Pick up the blog post below about the lighthouse illustration and the Bechers' photographic typologies, and continue it from its final sentence.

Text passage:
_ _ _ _ _

This was the header image for yesterday’s post on lighthouses. It’s from a book Coastwise Lights of China: an illustrated account of the Chinese Maritime Customs Lights Service by T. Roger Banister, published in 1932. You can read more about the book here. This image though, says the same thing I used 1,500 words to describe.
Earlier this evening, I saw this tweet that reminded me of the image above.
Bernhard “Bernd” Becher August 20, 1931 – June 22, 2007), and Hilla Becher, (September 2 1934 – October 13, 2015), were German conceptual artists and photographers working as a collaborative duo. They are best known for their extensive series of photographic images, or typologies, of industrial buildings and structures, often organised in grids.

_ _ _ _ _

Data excerpts:
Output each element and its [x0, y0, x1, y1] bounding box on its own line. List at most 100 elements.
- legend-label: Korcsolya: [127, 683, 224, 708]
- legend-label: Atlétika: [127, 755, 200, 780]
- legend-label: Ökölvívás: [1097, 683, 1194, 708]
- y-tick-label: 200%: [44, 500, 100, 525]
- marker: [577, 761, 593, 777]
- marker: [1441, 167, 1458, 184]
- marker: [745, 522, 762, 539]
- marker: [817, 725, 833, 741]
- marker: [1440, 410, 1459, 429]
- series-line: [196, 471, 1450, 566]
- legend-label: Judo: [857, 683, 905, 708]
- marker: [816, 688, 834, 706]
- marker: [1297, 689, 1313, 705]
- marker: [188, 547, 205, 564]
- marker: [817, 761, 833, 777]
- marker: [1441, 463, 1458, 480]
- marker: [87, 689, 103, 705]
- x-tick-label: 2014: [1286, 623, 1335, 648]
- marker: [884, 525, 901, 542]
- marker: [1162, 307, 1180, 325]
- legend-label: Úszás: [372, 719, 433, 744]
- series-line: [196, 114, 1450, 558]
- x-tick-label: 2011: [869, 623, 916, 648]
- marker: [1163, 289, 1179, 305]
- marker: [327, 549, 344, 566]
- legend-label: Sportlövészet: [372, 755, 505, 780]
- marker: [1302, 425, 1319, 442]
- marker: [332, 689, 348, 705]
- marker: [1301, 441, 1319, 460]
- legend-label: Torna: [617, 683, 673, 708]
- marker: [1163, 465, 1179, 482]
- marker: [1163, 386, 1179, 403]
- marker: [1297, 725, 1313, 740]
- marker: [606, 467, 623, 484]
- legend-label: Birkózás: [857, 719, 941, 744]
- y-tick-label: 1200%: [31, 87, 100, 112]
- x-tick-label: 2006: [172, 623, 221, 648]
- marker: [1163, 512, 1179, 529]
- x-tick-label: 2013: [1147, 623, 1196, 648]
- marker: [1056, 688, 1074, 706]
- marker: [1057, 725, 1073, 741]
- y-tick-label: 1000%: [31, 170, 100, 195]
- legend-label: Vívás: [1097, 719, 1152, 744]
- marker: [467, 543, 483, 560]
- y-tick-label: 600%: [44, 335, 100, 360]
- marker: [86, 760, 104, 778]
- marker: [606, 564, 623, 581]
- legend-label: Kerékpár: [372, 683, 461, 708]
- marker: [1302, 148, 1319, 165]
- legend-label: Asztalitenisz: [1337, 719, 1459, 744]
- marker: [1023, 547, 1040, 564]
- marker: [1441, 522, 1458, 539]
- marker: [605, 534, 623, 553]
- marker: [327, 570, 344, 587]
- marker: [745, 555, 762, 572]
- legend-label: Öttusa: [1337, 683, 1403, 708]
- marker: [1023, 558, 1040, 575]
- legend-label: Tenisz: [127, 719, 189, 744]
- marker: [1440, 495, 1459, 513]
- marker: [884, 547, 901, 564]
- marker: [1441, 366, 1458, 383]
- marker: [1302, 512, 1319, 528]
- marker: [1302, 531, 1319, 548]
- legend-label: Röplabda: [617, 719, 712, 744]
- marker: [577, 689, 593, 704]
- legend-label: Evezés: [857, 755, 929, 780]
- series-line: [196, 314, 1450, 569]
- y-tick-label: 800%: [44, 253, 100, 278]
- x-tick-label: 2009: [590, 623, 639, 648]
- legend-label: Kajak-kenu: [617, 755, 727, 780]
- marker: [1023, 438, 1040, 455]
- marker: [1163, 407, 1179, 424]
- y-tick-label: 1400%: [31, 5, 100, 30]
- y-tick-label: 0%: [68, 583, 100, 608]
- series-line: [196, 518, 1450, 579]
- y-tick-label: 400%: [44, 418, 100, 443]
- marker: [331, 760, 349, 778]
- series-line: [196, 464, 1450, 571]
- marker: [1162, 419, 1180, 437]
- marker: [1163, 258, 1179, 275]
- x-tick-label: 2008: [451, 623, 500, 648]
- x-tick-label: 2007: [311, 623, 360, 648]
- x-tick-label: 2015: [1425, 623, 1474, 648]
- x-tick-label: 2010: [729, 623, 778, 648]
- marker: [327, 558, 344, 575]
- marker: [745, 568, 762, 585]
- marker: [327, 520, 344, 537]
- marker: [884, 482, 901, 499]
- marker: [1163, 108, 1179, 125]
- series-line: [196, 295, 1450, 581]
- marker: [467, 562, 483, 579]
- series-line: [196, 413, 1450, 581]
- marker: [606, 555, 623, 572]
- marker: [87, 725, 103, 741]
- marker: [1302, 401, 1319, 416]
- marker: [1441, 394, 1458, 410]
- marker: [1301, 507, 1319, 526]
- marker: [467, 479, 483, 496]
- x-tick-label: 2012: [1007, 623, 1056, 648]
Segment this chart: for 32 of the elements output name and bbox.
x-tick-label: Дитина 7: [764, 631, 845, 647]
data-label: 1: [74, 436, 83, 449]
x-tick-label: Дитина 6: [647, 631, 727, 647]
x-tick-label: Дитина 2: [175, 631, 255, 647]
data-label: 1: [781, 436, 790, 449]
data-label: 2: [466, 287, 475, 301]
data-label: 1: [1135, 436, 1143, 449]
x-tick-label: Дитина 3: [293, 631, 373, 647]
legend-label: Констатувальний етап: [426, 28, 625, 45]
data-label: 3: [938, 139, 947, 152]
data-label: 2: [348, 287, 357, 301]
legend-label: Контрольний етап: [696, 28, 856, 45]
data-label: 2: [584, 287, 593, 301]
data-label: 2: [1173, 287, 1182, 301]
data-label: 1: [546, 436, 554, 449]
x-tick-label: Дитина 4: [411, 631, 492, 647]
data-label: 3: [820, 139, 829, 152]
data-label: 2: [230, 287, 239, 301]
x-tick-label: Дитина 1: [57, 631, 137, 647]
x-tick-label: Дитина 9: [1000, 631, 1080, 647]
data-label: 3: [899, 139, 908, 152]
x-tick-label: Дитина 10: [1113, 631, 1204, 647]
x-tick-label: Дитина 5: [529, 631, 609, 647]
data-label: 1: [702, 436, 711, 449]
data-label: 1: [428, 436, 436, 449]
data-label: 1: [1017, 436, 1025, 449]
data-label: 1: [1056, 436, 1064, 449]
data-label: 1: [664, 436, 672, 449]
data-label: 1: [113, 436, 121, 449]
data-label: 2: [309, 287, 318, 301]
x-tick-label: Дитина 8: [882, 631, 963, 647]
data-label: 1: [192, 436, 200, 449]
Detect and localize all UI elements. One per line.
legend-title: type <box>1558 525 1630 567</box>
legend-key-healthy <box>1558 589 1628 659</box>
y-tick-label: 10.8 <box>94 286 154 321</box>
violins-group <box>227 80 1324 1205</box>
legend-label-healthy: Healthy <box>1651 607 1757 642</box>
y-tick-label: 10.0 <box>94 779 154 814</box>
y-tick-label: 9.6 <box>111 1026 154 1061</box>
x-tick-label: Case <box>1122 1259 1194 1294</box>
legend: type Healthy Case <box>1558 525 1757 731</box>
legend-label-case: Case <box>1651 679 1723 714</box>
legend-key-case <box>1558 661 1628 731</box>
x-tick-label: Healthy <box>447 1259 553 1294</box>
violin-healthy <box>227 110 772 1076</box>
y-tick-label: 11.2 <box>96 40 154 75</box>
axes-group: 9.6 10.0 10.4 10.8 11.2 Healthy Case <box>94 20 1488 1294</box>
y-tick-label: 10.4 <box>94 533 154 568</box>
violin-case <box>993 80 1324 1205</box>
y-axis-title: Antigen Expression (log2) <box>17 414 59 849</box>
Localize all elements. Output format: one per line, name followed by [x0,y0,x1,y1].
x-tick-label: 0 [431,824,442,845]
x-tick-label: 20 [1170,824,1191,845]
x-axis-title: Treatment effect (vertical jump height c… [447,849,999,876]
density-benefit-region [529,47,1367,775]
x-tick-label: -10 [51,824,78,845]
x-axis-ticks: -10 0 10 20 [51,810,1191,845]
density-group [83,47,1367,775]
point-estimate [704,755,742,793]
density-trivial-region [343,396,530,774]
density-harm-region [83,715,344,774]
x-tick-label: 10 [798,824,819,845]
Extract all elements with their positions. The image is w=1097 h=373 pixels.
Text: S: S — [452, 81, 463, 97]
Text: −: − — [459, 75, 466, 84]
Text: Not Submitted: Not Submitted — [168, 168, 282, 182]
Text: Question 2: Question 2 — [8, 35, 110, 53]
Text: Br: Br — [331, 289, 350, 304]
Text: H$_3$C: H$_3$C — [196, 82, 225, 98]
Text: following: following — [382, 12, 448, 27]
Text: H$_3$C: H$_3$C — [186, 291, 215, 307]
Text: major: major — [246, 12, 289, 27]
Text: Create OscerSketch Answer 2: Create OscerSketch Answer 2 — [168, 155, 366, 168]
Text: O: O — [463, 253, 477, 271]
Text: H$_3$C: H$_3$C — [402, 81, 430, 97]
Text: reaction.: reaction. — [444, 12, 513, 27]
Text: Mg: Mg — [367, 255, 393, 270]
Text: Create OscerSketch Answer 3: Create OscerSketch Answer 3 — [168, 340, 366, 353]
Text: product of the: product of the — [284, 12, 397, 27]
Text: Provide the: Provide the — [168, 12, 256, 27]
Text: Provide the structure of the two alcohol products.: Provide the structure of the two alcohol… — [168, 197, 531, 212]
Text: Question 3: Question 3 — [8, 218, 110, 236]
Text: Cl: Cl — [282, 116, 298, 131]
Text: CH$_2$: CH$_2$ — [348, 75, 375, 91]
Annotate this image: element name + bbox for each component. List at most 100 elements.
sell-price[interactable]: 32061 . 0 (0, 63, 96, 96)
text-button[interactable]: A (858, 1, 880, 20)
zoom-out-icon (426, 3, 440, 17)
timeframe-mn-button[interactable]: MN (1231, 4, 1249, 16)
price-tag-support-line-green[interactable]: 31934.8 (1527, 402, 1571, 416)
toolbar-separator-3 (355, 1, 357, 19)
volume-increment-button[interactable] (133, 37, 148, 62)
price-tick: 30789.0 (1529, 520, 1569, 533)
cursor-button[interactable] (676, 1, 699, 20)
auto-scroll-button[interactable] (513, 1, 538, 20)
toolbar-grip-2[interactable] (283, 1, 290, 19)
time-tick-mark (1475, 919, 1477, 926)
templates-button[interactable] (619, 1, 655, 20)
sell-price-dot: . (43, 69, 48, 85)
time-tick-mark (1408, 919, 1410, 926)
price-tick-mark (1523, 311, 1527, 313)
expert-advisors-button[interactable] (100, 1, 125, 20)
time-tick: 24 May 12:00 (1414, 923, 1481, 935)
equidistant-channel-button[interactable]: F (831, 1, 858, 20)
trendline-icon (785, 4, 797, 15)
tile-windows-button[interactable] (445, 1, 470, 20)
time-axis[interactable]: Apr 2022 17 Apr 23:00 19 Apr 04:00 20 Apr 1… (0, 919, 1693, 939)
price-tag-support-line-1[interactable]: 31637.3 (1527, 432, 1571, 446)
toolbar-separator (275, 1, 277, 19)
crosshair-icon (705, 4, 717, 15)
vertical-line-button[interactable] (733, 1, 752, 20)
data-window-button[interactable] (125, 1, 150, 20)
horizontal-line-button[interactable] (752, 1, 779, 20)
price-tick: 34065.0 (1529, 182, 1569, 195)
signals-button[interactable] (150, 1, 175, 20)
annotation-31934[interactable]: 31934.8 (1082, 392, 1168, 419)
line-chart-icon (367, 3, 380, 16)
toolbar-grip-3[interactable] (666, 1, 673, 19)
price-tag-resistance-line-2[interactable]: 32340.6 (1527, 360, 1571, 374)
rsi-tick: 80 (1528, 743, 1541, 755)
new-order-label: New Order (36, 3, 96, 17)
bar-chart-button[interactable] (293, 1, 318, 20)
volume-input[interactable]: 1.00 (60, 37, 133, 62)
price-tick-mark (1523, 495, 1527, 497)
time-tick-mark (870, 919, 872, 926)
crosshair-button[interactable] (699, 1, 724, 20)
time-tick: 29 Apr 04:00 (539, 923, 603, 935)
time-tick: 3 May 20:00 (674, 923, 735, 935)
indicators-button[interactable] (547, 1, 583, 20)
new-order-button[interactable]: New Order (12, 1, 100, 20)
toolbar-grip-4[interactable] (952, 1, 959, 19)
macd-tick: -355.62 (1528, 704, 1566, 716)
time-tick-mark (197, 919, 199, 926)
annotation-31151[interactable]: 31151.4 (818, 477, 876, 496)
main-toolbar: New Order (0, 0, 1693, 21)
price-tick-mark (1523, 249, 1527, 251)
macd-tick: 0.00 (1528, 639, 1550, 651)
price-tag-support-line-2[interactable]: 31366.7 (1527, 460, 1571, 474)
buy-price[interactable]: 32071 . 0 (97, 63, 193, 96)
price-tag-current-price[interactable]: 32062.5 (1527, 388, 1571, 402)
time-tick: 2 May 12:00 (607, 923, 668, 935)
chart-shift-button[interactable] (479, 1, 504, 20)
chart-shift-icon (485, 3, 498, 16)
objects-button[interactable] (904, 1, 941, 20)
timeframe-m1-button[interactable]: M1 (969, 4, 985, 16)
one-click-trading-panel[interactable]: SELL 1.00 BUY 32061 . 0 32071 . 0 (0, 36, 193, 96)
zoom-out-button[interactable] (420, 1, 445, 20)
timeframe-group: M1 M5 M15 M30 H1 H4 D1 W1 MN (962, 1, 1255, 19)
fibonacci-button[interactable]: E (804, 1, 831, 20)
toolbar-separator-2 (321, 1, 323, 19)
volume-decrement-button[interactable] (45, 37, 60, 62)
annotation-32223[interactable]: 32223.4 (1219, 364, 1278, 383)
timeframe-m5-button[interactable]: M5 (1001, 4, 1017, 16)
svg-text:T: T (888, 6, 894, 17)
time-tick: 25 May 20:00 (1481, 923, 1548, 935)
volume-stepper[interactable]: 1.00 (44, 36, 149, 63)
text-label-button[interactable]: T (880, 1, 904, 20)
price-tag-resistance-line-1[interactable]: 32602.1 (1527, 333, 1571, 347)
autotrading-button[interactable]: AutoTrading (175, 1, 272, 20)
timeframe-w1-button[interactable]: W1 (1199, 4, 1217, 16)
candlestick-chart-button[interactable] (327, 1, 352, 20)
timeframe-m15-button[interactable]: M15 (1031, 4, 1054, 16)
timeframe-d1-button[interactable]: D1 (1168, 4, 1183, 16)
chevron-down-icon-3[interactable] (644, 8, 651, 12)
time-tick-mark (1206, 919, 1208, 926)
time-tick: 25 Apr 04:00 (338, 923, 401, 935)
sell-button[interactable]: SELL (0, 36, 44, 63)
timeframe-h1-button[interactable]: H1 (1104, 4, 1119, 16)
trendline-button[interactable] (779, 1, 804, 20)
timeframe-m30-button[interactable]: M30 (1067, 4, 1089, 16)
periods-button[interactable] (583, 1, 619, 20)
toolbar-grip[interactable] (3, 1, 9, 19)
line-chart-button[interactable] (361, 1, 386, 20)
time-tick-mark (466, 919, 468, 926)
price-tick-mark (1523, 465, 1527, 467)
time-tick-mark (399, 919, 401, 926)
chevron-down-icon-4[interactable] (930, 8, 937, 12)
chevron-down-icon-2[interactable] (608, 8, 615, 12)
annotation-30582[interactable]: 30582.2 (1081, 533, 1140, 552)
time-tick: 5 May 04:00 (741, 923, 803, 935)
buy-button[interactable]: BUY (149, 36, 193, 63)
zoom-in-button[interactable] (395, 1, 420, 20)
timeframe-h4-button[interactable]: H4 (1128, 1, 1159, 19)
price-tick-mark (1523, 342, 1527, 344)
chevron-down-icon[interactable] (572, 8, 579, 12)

_ _ _ _ _

Exercise result:
Meeting as students at the Kunstakademie Düsseldorf in 1957, Bernd and Hilla Becher first collaborated on photographing and documenting the disappearing German industrial architecture in 1959. The Ruhr Valley, where Becher’s family had worked in the steel and mining industries, was their initial focus. They were fascinated by the similar shapes in which certain buildings were designed. After collating thousands of pictures of individual structures, they noticed that the various edifices – of cooling towers, gas tanks and coal bunkers, for instance – shared many distinctive formal qualities. In addition, they were intrigued by the fact that so many of these industrial buildings seemed to have been built with a great deal of attention toward design.
Together, the Bechers went out with a large 8 x 10-inch view camera and photographed these buildings from a number of different angles, but always with a straightforward “objective” point of view. They shot only on overcast days, so as to avoid shadows, and early in the morning during the seasons of spring and fall. Objects included barns, water towers, coal tipples, cooling towers, grain elevators, coal bunkers, coke ovens, oil refineries, blast furnaces, gas tanks, storage silos, and warehouses.
- “they noticed that the various edifices – of cooling towers, gas tanks and coal bunkers, for instance – shared many distinctive formal qualities.” We shouldn’t automatically assume something is distinctive because it has some formal quality. It could be distinctive because it has no formal quality. I think this is what they, but not their commentators, may have observed.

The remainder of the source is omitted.